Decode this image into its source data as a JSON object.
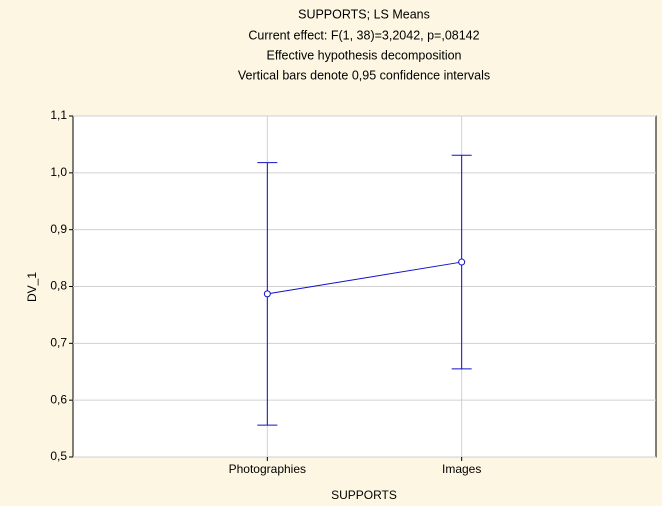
{
  "chart_data": {
    "type": "line",
    "title": "SUPPORTS; LS Means",
    "subtitle": [
      "Current effect: F(1, 38)=3,2042, p=,08142",
      "Effective hypothesis decomposition",
      "Vertical bars denote 0,95 confidence intervals"
    ],
    "xlabel": "SUPPORTS",
    "ylabel": "DV_1",
    "categories": [
      "Photographies",
      "Images"
    ],
    "values": [
      0.787,
      0.843
    ],
    "errors": [
      0.231,
      0.188
    ],
    "color": "#1010c8",
    "ylim": [
      0.5,
      1.1
    ],
    "yticks": [
      {
        "value": 0.5,
        "label": "0,5"
      },
      {
        "value": 0.6,
        "label": "0,6"
      },
      {
        "value": 0.7,
        "label": "0,7"
      },
      {
        "value": 0.8,
        "label": "0,8"
      },
      {
        "value": 0.9,
        "label": "0,9"
      },
      {
        "value": 1.0,
        "label": "1,0"
      },
      {
        "value": 1.1,
        "label": "1,1"
      }
    ],
    "grid": true
  }
}
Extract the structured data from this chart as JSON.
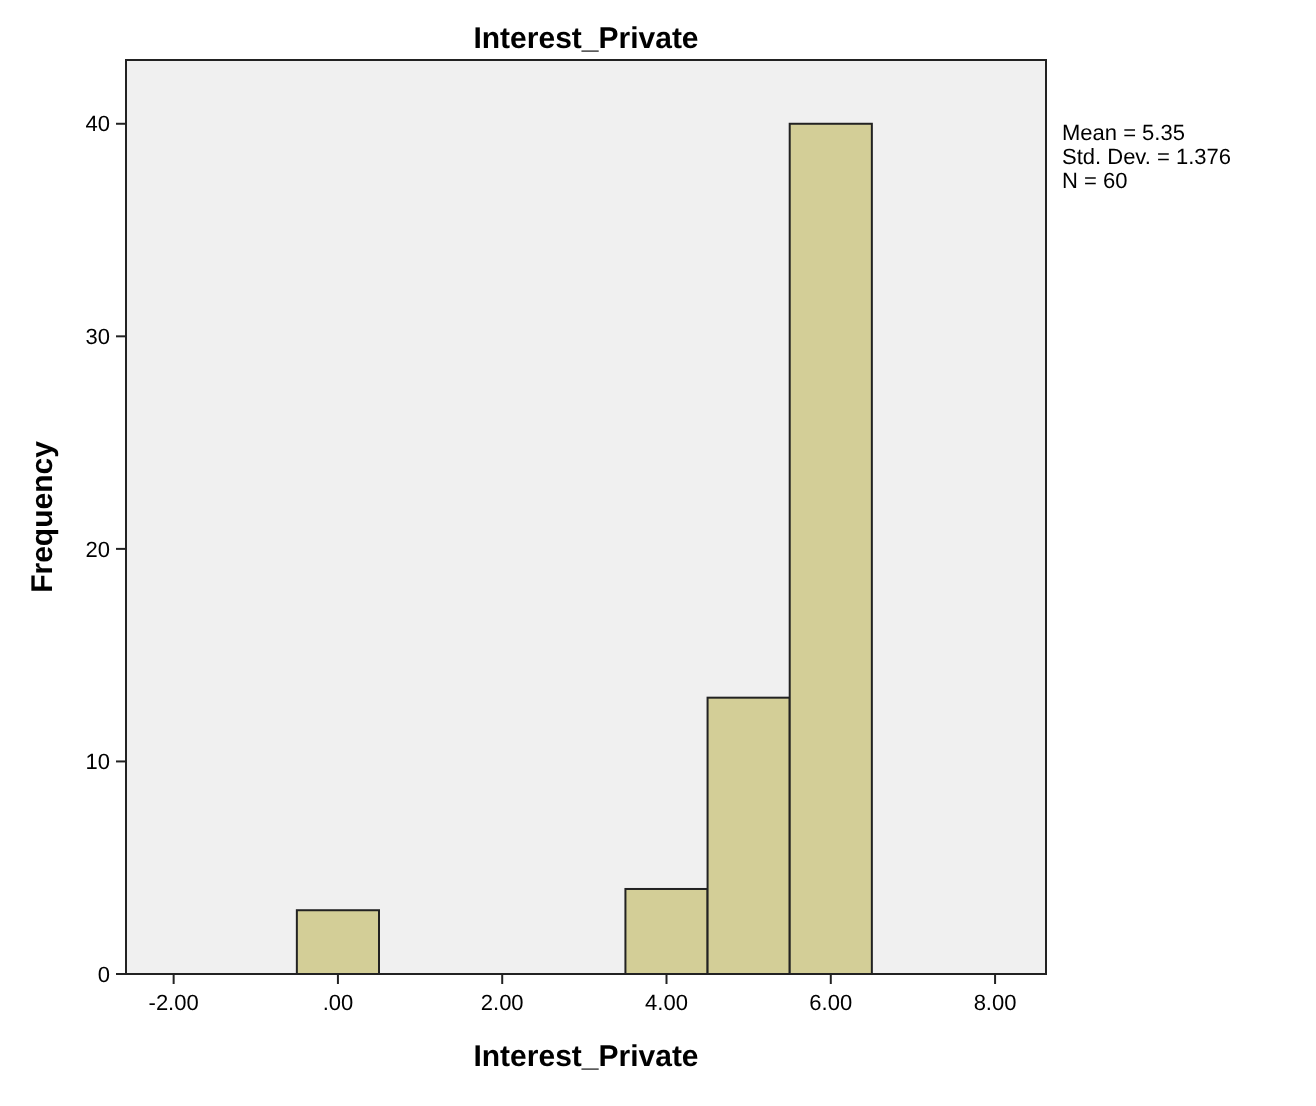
{
  "chart_data": {
    "type": "histogram",
    "title": "Interest_Private",
    "xlabel": "Interest_Private",
    "ylabel": "Frequency",
    "bins": [
      -0.5,
      0.5,
      1.5,
      2.5,
      3.5,
      4.5,
      5.5,
      6.5
    ],
    "values": [
      3,
      0,
      0,
      0,
      4,
      13,
      40
    ],
    "color": "#d3ce97",
    "xlim": [
      -2.58,
      8.62
    ],
    "xticks": [
      {
        "value": -2,
        "label": "-2.00"
      },
      {
        "value": 0,
        "label": ".00"
      },
      {
        "value": 2,
        "label": "2.00"
      },
      {
        "value": 4,
        "label": "4.00"
      },
      {
        "value": 6,
        "label": "6.00"
      },
      {
        "value": 8,
        "label": "8.00"
      }
    ],
    "ylim": [
      0,
      43
    ],
    "yticks": [
      0,
      10,
      20,
      30,
      40
    ],
    "grid": false,
    "annotations": [
      "Mean = 5.35",
      "Std. Dev. = 1.376",
      "N = 60"
    ]
  }
}
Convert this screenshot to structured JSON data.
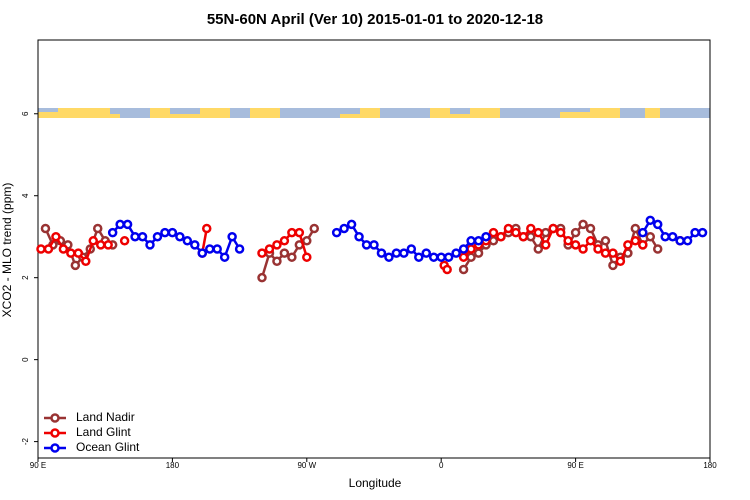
{
  "chart_data": {
    "type": "line",
    "title": "55N-60N April (Ver 10)   2015-01-01 to 2020-12-18",
    "x_label": "Longitude",
    "y_label": "XCO2 - MLO trend (ppm)",
    "xlim": [
      90,
      540
    ],
    "ylim": [
      -2.4,
      7.8
    ],
    "xticks": [
      {
        "value": 90,
        "label": "90 E"
      },
      {
        "value": 180,
        "label": "180"
      },
      {
        "value": 270,
        "label": "90 W"
      },
      {
        "value": 360,
        "label": "0"
      },
      {
        "value": 450,
        "label": "90 E"
      },
      {
        "value": 540,
        "label": "180"
      }
    ],
    "yticks": [
      -2,
      0,
      2,
      4,
      6
    ],
    "legend": "bottom-left",
    "series": [
      {
        "name": "Land Nadir",
        "color": "#993333",
        "x": [
          95,
          100,
          105,
          110,
          115,
          120,
          125,
          130,
          135,
          140,
          190,
          240,
          245,
          250,
          255,
          260,
          265,
          270,
          275,
          325,
          375,
          380,
          385,
          390,
          395,
          400,
          405,
          410,
          415,
          420,
          425,
          430,
          435,
          440,
          445,
          450,
          455,
          460,
          465,
          470,
          475,
          480,
          485,
          490,
          495,
          500,
          505,
          512,
          520
        ],
        "values": [
          3.2,
          2.8,
          2.9,
          2.8,
          2.3,
          2.5,
          2.7,
          3.2,
          2.9,
          2.8,
          null,
          2.0,
          2.6,
          2.4,
          2.6,
          2.5,
          2.8,
          2.9,
          3.2,
          null,
          2.2,
          2.5,
          2.6,
          2.8,
          2.9,
          3.0,
          3.1,
          3.2,
          3.0,
          3.0,
          2.7,
          3.1,
          3.2,
          3.2,
          2.8,
          3.1,
          3.3,
          3.2,
          2.8,
          2.9,
          2.3,
          2.5,
          2.6,
          3.2,
          2.8,
          3.0,
          2.7,
          null,
          2.9
        ]
      },
      {
        "name": "Land Glint",
        "color": "#ee0000",
        "x": [
          92,
          97,
          102,
          107,
          112,
          117,
          122,
          127,
          132,
          137,
          142,
          148,
          175,
          200,
          203,
          220,
          240,
          245,
          250,
          255,
          260,
          265,
          270,
          315,
          362,
          364,
          370,
          375,
          380,
          385,
          390,
          395,
          400,
          405,
          410,
          415,
          420,
          425,
          430,
          435,
          440,
          445,
          450,
          455,
          460,
          465,
          470,
          475,
          480,
          485,
          490,
          495,
          510,
          520
        ],
        "values": [
          2.7,
          2.7,
          3.0,
          2.7,
          2.6,
          2.6,
          2.4,
          2.9,
          2.8,
          2.8,
          null,
          2.9,
          null,
          2.6,
          3.2,
          null,
          2.6,
          2.7,
          2.8,
          2.9,
          3.1,
          3.1,
          2.5,
          null,
          2.3,
          2.2,
          null,
          2.5,
          2.7,
          2.8,
          2.9,
          3.1,
          3.0,
          3.2,
          3.1,
          3.0,
          3.2,
          3.1,
          2.8,
          3.2,
          3.1,
          2.9,
          2.8,
          2.7,
          2.9,
          2.7,
          2.6,
          2.6,
          2.4,
          2.8,
          2.9,
          2.8,
          null,
          2.9
        ]
      },
      {
        "name": "Ocean Glint",
        "color": "#0000ee",
        "x": [
          140,
          145,
          150,
          155,
          160,
          165,
          170,
          175,
          180,
          185,
          190,
          195,
          200,
          205,
          210,
          215,
          220,
          225,
          260,
          290,
          295,
          300,
          305,
          310,
          315,
          320,
          325,
          330,
          335,
          340,
          345,
          350,
          355,
          360,
          365,
          370,
          375,
          380,
          385,
          390,
          440,
          495,
          500,
          505,
          510,
          515,
          520,
          525,
          530,
          535
        ],
        "values": [
          3.1,
          3.3,
          3.3,
          3.0,
          3.0,
          2.8,
          3.0,
          3.1,
          3.1,
          3.0,
          2.9,
          2.8,
          2.6,
          2.7,
          2.7,
          2.5,
          3.0,
          2.7,
          null,
          3.1,
          3.2,
          3.3,
          3.0,
          2.8,
          2.8,
          2.6,
          2.5,
          2.6,
          2.6,
          2.7,
          2.5,
          2.6,
          2.5,
          2.5,
          2.5,
          2.6,
          2.7,
          2.9,
          2.9,
          3.0,
          null,
          3.1,
          3.4,
          3.3,
          3.0,
          3.0,
          2.9,
          2.9,
          3.1,
          3.1
        ]
      }
    ]
  }
}
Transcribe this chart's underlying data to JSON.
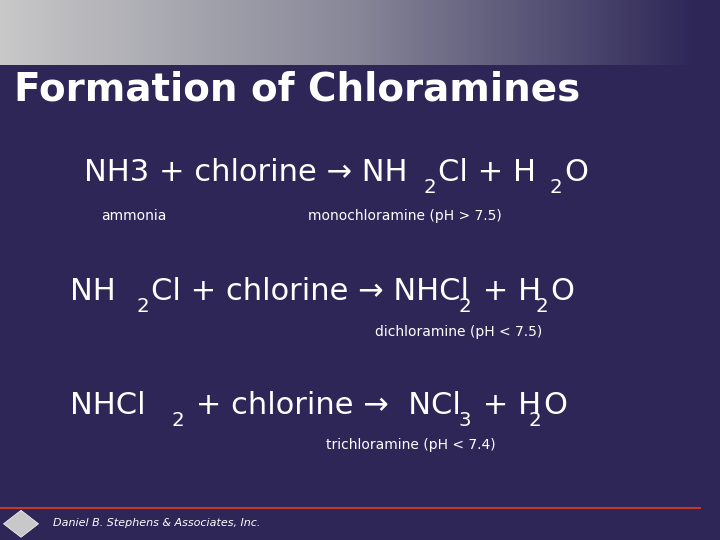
{
  "title": "Formation of Chloramines",
  "background_color": "#2D2657",
  "header_gradient_top": "#A0A0A0",
  "header_gradient_bottom": "#2D2657",
  "title_color": "#FFFFFF",
  "text_color": "#FFFFFF",
  "footer_text": "Daniel B. Stephens & Associates, Inc.",
  "footer_line_color": "#C0392B",
  "title_fontsize": 28,
  "eq1_main": "NH3 + chlorine → NH",
  "eq1_sub2": "2",
  "eq1_end": "Cl + H",
  "eq1_sub3": "2",
  "eq1_o": "O",
  "eq1_label_left": "ammonia",
  "eq1_label_right": "monochloramine (pH > 7.5)",
  "eq2_main": "NH",
  "eq2_sub1": "2",
  "eq2_mid": "Cl + chlorine → NHCl",
  "eq2_sub2": "2",
  "eq2_end": " + H",
  "eq2_sub3": "2",
  "eq2_o": "O",
  "eq2_label": "dichloramine (pH < 7.5)",
  "eq3_main": "NHCl",
  "eq3_sub1": "2",
  "eq3_mid": " + chlorine →  NCl",
  "eq3_sub2": "3",
  "eq3_end": " + H",
  "eq3_sub3": "2",
  "eq3_o": "O",
  "eq3_label": "trichloramine (pH < 7.4)"
}
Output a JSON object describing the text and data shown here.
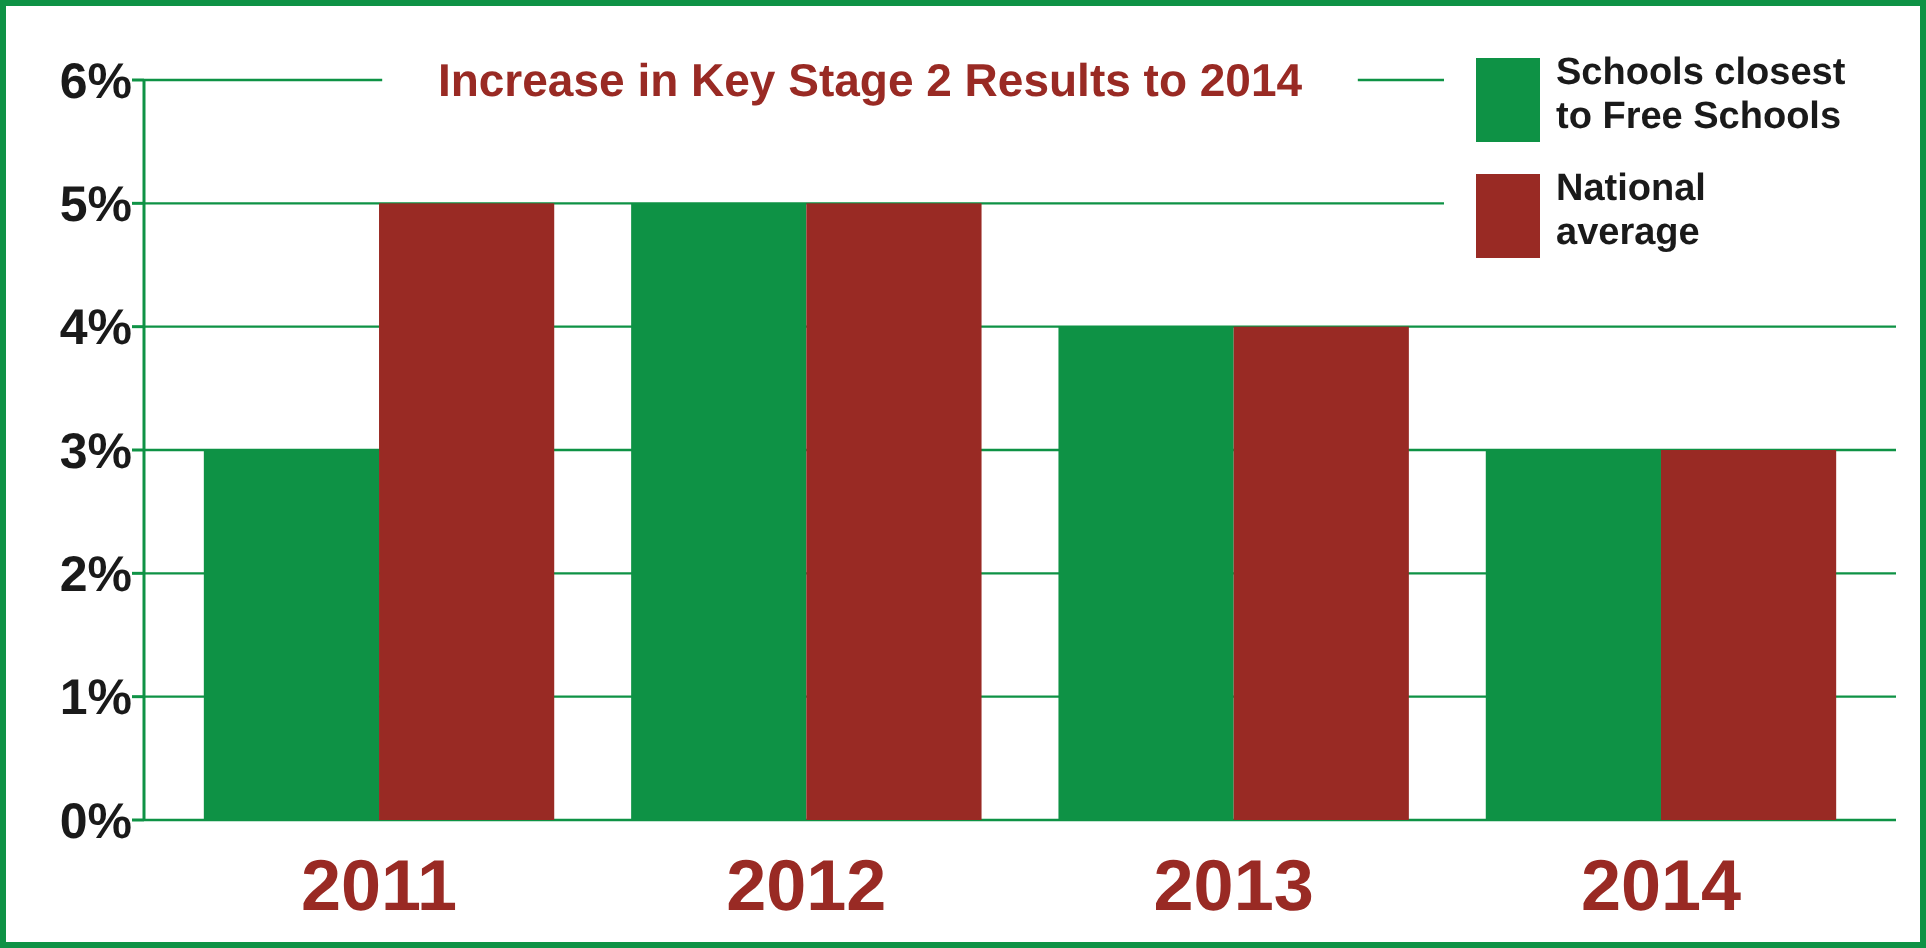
{
  "chart_data": {
    "type": "bar",
    "title": "Increase in Key Stage 2 Results to 2014",
    "categories": [
      "2011",
      "2012",
      "2013",
      "2014"
    ],
    "series": [
      {
        "name": "Schools closest to Free Schools",
        "color": "#0e9245",
        "values": [
          3,
          5,
          4,
          3
        ]
      },
      {
        "name": "National average",
        "color": "#992a24",
        "values": [
          5,
          5,
          4,
          3
        ]
      }
    ],
    "ylim": [
      0,
      6
    ],
    "yticks": [
      {
        "value": 0,
        "label": "0%"
      },
      {
        "value": 1,
        "label": "1%"
      },
      {
        "value": 2,
        "label": "2%"
      },
      {
        "value": 3,
        "label": "3%"
      },
      {
        "value": 4,
        "label": "4%"
      },
      {
        "value": 5,
        "label": "5%"
      },
      {
        "value": 6,
        "label": "6%"
      }
    ],
    "grid": "y",
    "legend": "top right"
  }
}
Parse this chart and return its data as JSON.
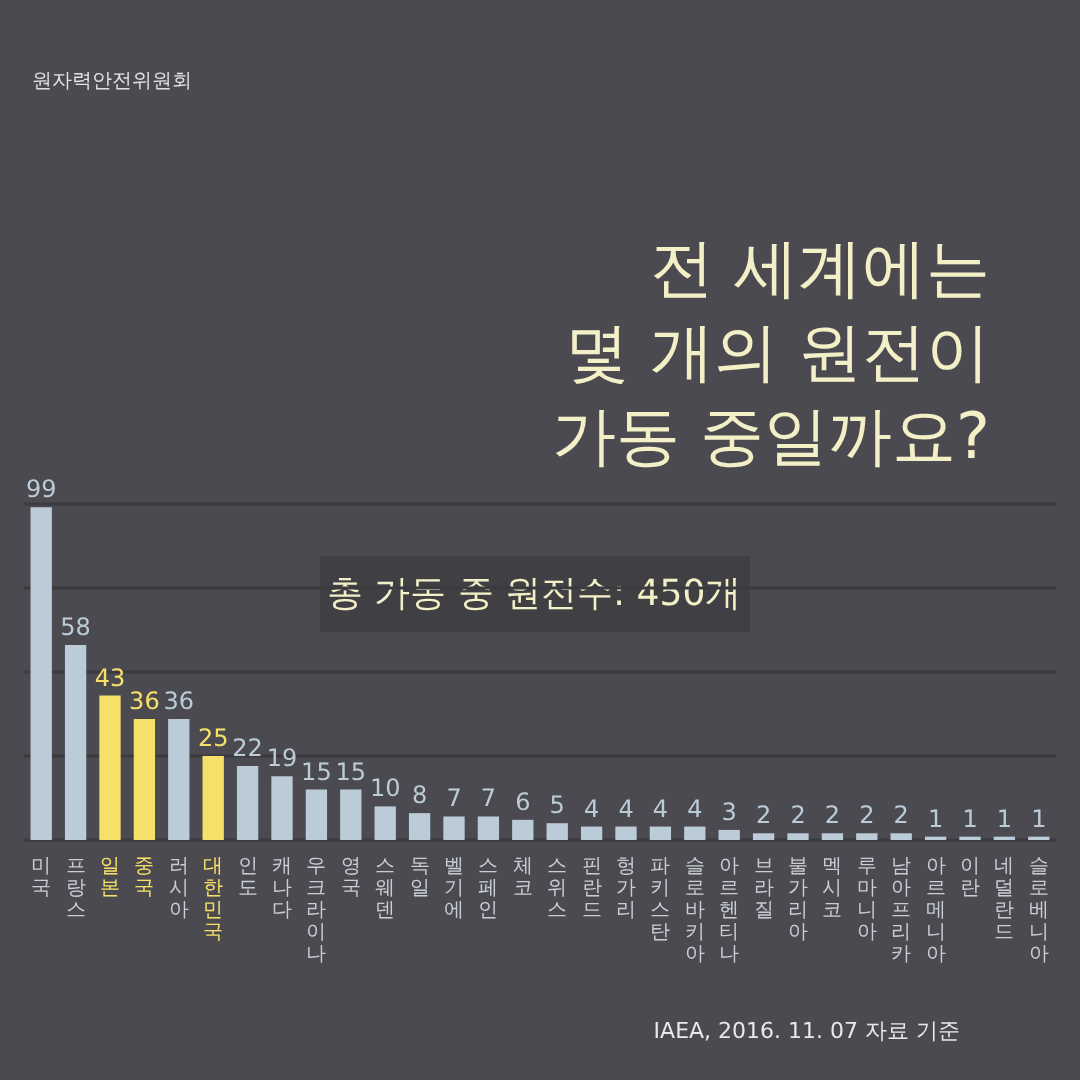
{
  "chart_data": {
    "type": "bar",
    "title": "전 세계에는\n몇 개의 원전이\n가동 중일까요?",
    "categories": [
      "미국",
      "프랑스",
      "일본",
      "중국",
      "러시아",
      "대한민국",
      "인도",
      "캐나다",
      "우크라이나",
      "영국",
      "스웨덴",
      "독일",
      "벨기에",
      "스페인",
      "체코",
      "스위스",
      "핀란드",
      "헝가리",
      "파키스탄",
      "슬로바키아",
      "아르헨티나",
      "브라질",
      "불가리아",
      "멕시코",
      "루마니아",
      "남아프리카",
      "아르메니아",
      "이란",
      "네덜란드",
      "슬로베니아"
    ],
    "values": [
      99,
      58,
      43,
      36,
      36,
      25,
      22,
      19,
      15,
      15,
      10,
      8,
      7,
      7,
      6,
      5,
      4,
      4,
      4,
      4,
      3,
      2,
      2,
      2,
      2,
      2,
      1,
      1,
      1,
      1
    ],
    "colors": [
      "#bccbd8",
      "#bccbd8",
      "#f7e06a",
      "#f7e06a",
      "#bccbd8",
      "#f7e06a",
      "#bccbd8",
      "#bccbd8",
      "#bccbd8",
      "#bccbd8",
      "#bccbd8",
      "#bccbd8",
      "#bccbd8",
      "#bccbd8",
      "#bccbd8",
      "#bccbd8",
      "#bccbd8",
      "#bccbd8",
      "#bccbd8",
      "#bccbd8",
      "#bccbd8",
      "#bccbd8",
      "#bccbd8",
      "#bccbd8",
      "#bccbd8",
      "#bccbd8",
      "#bccbd8",
      "#bccbd8",
      "#bccbd8",
      "#bccbd8"
    ],
    "ylim": [
      0,
      100
    ],
    "yticks": [
      {
        "value": 0,
        "label": null
      },
      {
        "value": 25,
        "label": null
      },
      {
        "value": 50,
        "label": null
      },
      {
        "value": 75,
        "label": null
      },
      {
        "value": 100,
        "label": null
      }
    ],
    "tick_labels": "x",
    "grid": "y",
    "data_labels": true,
    "annotations": [
      "원자력안전위원회",
      "총 가동 중 원전수: 450개",
      "IAEA, 2016. 11. 07 자료 기준"
    ]
  }
}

*-*-*

Copy every line of the records above that holds the word "FFFFFF".

**TASK ANSWER:**
  "title_color": "#FFFFFF",
  "text_color": "#FFFFFF",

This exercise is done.